Document section:
Dance to the Music of Time: In conversation with Artist David Somerville

Dance to the Music of Time: In conversation with Artist David Somerville

Following the energetic private view of Territories of Memory at the Three Colt Gallery in Limehouse, Alexander James speaks with David Somerville about his process, visual language, artistic progression, and current exhibitions.

David Somerville has spent years evolving his own deeply personal visual language, structured by colour relationships and defined by what might be described as the interplay between his lived experience and time, richly expressed through radiant, melodious canvases. He progresses his artworks over many sessions, often for months or years, creating what he describes as a palimpsest in which every gesture carries the weight of what came before.

David has a select body of work on display, titled ‘Territories of Memory – Urban and Rural Life’, an exhibition at Three Colt Gallery in Limehouse until 6th June. The paintings explore a broad territory of his practice: landscapes, cityscapes, and figures that walk the line between the abstract and the recognisable, shaped by layering, erasure, and memory.

David is also currently showing an exhibition at St Mary Aldermary Church, ‘Stations of the Cross’, a medieval church in Watling Street in the City of London. While separate spaces, David sees them as parts of a single, connected body of work: an exploration of what it means to live and paint between territories, between rural and urban experience, between figuration and abstraction, and between personal history and collective spiritual tradition.

At St Mary’s, David uses the same visual language to enter into dialogue with the Stations of the Cross, a devotional motif he has been exploring for decades, and a reflection of faith, an anchor in his life.

(Raw records)
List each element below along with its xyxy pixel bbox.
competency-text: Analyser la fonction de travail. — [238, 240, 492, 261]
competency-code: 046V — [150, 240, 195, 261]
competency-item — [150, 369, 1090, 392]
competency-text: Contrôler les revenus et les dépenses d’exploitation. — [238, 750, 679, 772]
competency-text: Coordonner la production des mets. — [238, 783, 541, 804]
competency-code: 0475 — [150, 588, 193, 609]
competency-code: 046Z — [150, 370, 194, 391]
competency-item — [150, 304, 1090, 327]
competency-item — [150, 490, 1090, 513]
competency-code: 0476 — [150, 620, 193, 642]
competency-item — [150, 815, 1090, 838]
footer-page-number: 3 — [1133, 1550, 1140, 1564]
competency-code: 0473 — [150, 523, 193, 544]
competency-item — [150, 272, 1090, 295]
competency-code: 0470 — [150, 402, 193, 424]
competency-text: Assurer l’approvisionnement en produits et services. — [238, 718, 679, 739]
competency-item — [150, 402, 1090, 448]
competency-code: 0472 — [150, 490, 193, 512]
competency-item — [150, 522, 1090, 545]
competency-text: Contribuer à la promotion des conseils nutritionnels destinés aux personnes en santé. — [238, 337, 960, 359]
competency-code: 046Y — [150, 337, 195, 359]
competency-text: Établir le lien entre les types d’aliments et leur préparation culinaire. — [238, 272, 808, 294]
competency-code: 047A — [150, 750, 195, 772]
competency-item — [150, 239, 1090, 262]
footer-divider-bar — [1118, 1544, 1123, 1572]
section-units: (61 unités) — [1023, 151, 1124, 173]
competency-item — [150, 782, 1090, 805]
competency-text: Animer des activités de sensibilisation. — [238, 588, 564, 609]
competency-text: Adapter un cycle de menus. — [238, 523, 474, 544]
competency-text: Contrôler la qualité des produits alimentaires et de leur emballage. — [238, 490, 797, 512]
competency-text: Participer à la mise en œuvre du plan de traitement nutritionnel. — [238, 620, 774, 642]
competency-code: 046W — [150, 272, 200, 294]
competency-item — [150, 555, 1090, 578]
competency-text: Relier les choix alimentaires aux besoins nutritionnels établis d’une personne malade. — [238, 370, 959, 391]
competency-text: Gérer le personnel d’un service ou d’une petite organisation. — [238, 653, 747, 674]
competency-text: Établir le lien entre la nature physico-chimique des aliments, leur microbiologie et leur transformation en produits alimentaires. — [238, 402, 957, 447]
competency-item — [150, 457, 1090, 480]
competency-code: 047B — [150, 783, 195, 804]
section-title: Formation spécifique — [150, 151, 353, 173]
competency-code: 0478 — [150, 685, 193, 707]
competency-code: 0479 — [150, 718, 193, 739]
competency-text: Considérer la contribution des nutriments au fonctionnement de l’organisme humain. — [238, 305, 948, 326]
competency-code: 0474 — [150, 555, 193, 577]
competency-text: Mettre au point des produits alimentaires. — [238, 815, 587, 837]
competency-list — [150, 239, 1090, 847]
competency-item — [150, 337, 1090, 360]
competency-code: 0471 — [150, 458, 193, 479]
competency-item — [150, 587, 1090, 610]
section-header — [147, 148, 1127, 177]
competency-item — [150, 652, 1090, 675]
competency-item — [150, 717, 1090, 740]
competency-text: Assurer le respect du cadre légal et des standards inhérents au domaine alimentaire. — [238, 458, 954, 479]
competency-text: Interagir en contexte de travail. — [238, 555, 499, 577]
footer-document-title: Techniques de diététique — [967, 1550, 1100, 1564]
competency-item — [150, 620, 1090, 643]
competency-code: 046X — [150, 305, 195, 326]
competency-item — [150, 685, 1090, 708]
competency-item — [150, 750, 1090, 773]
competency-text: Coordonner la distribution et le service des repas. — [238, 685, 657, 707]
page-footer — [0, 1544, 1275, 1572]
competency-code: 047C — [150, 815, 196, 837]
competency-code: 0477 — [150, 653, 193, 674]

---

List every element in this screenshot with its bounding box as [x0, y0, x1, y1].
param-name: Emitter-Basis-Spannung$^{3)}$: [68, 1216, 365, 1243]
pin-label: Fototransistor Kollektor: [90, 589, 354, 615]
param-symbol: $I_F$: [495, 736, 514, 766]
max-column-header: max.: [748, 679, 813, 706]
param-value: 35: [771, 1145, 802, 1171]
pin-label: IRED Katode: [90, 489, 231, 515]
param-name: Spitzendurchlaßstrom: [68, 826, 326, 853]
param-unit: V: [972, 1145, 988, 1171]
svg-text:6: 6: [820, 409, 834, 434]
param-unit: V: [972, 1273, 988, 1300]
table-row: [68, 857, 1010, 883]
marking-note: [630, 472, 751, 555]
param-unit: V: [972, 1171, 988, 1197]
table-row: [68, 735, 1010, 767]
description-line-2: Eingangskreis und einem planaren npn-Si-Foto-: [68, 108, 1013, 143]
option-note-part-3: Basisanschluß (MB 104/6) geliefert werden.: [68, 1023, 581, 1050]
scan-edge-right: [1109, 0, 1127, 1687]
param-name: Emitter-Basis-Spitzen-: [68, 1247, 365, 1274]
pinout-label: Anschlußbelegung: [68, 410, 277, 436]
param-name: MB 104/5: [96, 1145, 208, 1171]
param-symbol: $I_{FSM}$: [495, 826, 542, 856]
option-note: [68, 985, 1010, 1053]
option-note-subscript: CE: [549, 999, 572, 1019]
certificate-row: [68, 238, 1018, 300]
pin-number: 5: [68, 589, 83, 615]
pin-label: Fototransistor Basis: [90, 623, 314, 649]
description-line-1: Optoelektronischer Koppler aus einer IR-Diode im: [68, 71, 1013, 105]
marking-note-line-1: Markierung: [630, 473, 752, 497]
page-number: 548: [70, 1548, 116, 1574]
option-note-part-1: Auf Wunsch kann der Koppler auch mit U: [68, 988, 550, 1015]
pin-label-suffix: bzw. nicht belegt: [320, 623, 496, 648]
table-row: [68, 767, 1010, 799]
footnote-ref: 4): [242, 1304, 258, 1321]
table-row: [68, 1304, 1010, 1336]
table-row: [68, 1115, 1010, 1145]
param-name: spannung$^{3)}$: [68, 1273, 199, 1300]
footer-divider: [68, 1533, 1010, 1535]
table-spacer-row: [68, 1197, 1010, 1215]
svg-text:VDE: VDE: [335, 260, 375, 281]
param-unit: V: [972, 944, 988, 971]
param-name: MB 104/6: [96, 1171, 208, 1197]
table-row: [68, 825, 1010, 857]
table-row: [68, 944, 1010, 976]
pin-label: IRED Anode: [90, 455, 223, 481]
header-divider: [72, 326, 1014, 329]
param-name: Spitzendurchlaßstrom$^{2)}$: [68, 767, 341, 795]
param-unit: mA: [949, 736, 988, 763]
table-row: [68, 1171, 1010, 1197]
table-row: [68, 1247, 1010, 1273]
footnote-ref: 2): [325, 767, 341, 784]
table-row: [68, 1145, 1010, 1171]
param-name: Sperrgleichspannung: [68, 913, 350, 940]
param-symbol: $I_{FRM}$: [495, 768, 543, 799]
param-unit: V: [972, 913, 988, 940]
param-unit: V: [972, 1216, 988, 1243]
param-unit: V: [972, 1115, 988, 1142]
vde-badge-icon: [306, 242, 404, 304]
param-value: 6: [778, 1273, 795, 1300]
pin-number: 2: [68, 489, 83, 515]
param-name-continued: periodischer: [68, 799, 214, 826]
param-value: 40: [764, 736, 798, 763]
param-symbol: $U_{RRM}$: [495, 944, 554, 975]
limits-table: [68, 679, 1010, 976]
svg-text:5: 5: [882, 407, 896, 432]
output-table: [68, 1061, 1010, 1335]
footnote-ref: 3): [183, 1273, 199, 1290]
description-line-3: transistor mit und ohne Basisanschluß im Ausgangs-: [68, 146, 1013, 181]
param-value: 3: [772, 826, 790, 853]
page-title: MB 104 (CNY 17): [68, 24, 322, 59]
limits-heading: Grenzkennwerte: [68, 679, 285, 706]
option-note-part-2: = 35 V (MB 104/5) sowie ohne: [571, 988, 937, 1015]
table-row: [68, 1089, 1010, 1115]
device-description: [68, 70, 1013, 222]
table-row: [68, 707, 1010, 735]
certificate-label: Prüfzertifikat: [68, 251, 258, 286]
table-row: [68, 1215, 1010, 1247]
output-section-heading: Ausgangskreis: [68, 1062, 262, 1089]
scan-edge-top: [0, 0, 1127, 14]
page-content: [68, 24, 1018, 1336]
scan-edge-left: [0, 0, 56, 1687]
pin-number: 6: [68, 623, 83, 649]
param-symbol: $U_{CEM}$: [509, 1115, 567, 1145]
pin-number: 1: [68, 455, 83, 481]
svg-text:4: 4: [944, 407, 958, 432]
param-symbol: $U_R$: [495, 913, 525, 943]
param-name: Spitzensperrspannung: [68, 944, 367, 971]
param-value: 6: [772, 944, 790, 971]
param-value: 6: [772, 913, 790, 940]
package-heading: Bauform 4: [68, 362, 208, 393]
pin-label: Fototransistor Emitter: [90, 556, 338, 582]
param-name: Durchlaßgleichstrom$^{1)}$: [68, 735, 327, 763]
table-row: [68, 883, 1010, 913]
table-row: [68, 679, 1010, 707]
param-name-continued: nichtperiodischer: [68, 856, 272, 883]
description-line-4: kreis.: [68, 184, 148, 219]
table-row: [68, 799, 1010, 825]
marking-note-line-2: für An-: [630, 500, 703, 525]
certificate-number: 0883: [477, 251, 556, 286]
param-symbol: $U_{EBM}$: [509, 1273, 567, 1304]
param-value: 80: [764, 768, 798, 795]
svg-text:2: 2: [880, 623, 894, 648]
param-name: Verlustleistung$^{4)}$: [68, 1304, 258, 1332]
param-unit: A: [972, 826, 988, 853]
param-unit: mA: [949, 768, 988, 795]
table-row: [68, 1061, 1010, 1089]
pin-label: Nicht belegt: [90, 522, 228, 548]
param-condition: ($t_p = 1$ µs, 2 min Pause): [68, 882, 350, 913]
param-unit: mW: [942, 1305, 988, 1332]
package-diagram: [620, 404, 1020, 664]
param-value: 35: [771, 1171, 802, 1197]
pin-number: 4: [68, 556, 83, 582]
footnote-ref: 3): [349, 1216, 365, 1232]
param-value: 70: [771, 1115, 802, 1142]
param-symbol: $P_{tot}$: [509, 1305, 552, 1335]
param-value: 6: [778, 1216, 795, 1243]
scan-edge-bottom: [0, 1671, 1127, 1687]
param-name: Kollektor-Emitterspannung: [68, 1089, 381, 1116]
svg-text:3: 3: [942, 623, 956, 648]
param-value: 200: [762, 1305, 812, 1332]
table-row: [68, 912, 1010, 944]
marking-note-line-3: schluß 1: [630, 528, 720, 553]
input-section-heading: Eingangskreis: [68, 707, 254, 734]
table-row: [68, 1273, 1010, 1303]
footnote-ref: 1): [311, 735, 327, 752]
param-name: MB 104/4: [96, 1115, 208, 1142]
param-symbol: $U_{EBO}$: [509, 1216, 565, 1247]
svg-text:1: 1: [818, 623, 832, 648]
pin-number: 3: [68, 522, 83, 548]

Task statement:
Using the piece on David Somerville above, decide whether each statement below agrees with it, answering yes or no and quoting the words of the piece that settle it.
1. Territories of Memory is on view at Three Colt Gallery until 6th June.
2. David Somerville completes each painting in a single session.
3. The Stations of the Cross exhibition is held in a church on Watling Street.

Exercise output:
1. Yes: "an exhibition at Three Colt Gallery in Limehouse until 6th June"
2. No: "He progresses his artworks over many sessions, often for months or years"
3. Yes: "a medieval church in Watling Street in the City of London"